---- RECORDS TO PROCESS

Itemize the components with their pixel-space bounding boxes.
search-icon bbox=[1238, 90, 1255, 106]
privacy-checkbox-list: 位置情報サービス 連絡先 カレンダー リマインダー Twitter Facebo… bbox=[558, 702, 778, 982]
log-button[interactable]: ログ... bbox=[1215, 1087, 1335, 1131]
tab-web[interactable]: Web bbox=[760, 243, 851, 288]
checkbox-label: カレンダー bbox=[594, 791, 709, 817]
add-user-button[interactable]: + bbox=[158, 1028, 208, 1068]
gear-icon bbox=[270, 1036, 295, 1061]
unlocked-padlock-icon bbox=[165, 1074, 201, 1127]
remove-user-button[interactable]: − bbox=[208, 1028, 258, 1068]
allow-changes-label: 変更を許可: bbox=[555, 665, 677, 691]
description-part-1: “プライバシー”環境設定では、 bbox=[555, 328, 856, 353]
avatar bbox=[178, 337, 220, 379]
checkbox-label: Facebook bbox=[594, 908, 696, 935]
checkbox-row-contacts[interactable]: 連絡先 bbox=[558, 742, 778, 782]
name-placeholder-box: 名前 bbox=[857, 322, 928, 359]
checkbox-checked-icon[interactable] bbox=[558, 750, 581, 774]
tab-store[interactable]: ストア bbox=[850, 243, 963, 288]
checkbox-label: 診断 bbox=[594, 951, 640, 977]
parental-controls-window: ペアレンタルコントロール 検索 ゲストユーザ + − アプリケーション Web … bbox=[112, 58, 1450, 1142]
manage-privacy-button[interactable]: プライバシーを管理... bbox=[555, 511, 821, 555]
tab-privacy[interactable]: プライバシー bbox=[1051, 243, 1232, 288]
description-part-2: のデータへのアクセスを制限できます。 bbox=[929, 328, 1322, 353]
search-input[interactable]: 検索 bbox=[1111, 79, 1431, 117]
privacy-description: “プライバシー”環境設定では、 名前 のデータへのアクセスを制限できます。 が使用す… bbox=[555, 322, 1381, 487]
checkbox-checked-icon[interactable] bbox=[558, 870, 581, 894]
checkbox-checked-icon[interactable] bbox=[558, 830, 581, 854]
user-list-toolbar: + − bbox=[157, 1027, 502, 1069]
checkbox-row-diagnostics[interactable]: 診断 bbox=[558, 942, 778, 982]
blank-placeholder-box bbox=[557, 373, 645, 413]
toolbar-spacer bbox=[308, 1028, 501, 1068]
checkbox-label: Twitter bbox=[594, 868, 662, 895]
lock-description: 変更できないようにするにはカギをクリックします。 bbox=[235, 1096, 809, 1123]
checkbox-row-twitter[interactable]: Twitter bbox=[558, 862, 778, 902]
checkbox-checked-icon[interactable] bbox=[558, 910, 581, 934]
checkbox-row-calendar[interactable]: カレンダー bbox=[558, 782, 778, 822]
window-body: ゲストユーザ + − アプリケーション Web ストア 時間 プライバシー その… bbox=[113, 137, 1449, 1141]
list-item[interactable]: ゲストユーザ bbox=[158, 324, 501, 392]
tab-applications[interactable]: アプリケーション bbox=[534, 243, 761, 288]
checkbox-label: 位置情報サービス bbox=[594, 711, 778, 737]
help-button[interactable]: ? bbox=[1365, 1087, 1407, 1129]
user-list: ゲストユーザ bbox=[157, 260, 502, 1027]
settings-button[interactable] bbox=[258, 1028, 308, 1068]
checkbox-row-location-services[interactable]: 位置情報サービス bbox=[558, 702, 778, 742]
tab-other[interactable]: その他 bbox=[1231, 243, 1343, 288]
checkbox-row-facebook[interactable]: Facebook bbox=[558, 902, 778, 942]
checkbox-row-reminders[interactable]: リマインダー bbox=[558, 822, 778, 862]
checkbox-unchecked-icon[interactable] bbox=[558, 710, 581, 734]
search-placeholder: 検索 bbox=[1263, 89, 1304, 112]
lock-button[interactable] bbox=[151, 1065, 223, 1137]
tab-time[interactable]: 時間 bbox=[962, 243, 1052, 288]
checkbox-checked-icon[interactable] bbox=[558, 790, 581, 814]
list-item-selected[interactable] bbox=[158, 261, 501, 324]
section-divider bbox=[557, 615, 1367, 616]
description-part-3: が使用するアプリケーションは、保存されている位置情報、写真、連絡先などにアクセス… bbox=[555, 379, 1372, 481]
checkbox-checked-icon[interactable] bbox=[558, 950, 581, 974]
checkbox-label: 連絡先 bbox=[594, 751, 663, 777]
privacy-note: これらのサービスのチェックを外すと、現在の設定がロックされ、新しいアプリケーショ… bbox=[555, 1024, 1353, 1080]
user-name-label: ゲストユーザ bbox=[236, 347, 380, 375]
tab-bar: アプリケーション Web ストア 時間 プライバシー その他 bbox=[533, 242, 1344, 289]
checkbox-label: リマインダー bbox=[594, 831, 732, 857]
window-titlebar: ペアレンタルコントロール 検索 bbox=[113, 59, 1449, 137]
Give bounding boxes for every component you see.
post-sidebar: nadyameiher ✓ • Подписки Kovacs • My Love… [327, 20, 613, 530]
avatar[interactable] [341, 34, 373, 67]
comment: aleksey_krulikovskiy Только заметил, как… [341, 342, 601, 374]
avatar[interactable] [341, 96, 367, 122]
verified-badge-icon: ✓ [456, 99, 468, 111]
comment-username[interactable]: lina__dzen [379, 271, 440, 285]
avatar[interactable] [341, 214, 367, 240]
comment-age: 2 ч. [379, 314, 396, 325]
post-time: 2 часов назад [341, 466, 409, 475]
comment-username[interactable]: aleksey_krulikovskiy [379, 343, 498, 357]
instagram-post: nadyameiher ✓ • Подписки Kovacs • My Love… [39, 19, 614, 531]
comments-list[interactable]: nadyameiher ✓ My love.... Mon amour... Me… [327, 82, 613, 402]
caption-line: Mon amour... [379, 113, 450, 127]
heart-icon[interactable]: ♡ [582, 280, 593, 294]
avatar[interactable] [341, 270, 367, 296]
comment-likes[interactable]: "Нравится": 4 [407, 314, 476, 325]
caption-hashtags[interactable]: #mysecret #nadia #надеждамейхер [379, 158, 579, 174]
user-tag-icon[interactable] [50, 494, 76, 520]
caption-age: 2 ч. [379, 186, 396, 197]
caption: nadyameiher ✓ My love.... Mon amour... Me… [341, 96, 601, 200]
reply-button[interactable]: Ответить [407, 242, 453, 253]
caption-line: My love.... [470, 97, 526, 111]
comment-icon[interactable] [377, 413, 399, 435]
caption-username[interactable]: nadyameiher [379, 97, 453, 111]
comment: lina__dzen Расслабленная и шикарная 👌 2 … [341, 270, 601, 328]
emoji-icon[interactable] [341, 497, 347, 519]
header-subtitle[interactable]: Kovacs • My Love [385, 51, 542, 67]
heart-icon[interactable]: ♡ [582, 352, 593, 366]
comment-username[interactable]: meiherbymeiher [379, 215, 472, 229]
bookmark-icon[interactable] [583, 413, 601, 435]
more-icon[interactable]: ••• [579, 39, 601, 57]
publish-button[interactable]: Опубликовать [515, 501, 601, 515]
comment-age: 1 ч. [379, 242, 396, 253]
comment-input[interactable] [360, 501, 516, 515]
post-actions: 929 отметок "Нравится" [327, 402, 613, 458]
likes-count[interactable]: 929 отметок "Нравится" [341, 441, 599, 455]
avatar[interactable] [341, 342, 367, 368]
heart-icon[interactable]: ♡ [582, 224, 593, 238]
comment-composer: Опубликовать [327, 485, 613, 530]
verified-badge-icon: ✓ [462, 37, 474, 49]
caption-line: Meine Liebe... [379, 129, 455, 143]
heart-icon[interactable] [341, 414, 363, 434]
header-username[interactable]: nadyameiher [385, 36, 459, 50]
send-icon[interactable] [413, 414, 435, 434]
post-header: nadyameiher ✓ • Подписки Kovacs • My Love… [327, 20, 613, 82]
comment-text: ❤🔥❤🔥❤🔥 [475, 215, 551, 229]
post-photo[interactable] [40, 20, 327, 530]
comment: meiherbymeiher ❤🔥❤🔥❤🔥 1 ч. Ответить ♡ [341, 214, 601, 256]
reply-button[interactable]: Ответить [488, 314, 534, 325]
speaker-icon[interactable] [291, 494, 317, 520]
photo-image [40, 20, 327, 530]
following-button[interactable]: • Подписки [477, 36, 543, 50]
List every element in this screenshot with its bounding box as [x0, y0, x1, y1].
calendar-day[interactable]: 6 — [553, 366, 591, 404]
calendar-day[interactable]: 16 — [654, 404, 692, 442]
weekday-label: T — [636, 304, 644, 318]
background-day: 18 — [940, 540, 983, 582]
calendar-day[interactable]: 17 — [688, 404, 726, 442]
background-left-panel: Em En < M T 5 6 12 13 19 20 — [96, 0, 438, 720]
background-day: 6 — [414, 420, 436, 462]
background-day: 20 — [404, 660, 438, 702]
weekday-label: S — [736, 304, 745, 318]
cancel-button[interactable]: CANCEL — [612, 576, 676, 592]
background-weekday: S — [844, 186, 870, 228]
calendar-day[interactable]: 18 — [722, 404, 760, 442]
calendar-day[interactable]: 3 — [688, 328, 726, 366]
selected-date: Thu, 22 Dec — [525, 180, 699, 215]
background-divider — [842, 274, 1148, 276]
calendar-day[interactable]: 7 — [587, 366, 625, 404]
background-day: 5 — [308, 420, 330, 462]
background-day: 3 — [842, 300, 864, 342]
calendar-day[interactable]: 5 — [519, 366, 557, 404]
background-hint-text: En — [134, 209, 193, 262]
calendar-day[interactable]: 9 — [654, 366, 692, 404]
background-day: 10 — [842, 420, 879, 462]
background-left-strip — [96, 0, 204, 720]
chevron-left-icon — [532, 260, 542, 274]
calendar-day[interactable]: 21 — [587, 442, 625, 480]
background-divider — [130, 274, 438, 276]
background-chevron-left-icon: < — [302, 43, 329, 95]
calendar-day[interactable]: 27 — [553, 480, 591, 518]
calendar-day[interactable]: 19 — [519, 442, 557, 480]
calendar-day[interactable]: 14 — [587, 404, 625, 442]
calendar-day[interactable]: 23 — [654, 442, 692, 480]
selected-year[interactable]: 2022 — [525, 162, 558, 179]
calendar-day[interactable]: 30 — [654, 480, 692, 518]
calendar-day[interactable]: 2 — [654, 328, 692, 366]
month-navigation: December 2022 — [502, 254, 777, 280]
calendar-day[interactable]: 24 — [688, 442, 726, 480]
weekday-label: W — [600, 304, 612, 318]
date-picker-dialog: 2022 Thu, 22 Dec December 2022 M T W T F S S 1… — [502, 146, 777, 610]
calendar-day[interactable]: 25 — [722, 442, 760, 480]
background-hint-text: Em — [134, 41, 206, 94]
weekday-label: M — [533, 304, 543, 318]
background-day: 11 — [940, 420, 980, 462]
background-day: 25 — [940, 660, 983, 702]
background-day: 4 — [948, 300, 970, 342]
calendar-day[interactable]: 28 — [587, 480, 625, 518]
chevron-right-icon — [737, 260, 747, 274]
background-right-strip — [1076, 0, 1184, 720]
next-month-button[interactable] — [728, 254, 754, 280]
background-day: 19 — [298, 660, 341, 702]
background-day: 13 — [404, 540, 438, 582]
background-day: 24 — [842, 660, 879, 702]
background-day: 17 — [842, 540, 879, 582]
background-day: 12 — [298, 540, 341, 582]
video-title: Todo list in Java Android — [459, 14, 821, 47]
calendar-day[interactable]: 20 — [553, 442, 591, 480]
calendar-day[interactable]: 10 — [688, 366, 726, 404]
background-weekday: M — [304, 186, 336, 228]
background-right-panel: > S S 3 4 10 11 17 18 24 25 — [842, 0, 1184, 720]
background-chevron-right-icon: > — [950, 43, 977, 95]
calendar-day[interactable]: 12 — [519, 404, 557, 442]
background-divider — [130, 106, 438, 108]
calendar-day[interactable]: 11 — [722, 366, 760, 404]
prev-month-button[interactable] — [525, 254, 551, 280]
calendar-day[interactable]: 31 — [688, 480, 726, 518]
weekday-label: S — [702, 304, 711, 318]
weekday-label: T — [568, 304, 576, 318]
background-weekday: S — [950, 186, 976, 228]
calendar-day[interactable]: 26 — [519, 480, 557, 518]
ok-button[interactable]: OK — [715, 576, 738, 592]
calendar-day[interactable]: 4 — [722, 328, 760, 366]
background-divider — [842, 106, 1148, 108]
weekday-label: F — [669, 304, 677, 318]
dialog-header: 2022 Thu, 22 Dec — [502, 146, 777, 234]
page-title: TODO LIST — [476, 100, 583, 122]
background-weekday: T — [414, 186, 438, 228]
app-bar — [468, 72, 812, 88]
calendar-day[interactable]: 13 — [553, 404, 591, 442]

--------

**WHAT YOU NEED TO DO**
Copy out the entries above from the first line through the line containing "tab-store[interactable]: ストア bbox=[850, 243, 963, 288]", both ends included, with each line reproduced unchanged.

**FULL OUTPUT**
Itemize the components with their pixel-space bounding boxes.
search-icon bbox=[1238, 90, 1255, 106]
privacy-checkbox-list: 位置情報サービス 連絡先 カレンダー リマインダー Twitter Facebo… bbox=[558, 702, 778, 982]
log-button[interactable]: ログ... bbox=[1215, 1087, 1335, 1131]
tab-web[interactable]: Web bbox=[760, 243, 851, 288]
checkbox-label: カレンダー bbox=[594, 791, 709, 817]
add-user-button[interactable]: + bbox=[158, 1028, 208, 1068]
gear-icon bbox=[270, 1036, 295, 1061]
unlocked-padlock-icon bbox=[165, 1074, 201, 1127]
remove-user-button[interactable]: − bbox=[208, 1028, 258, 1068]
allow-changes-label: 変更を許可: bbox=[555, 665, 677, 691]
description-part-1: “プライバシー”環境設定では、 bbox=[555, 328, 856, 353]
avatar bbox=[178, 337, 220, 379]
checkbox-label: Facebook bbox=[594, 908, 696, 935]
checkbox-row-contacts[interactable]: 連絡先 bbox=[558, 742, 778, 782]
name-placeholder-box: 名前 bbox=[857, 322, 928, 359]
checkbox-checked-icon[interactable] bbox=[558, 750, 581, 774]
tab-store[interactable]: ストア bbox=[850, 243, 963, 288]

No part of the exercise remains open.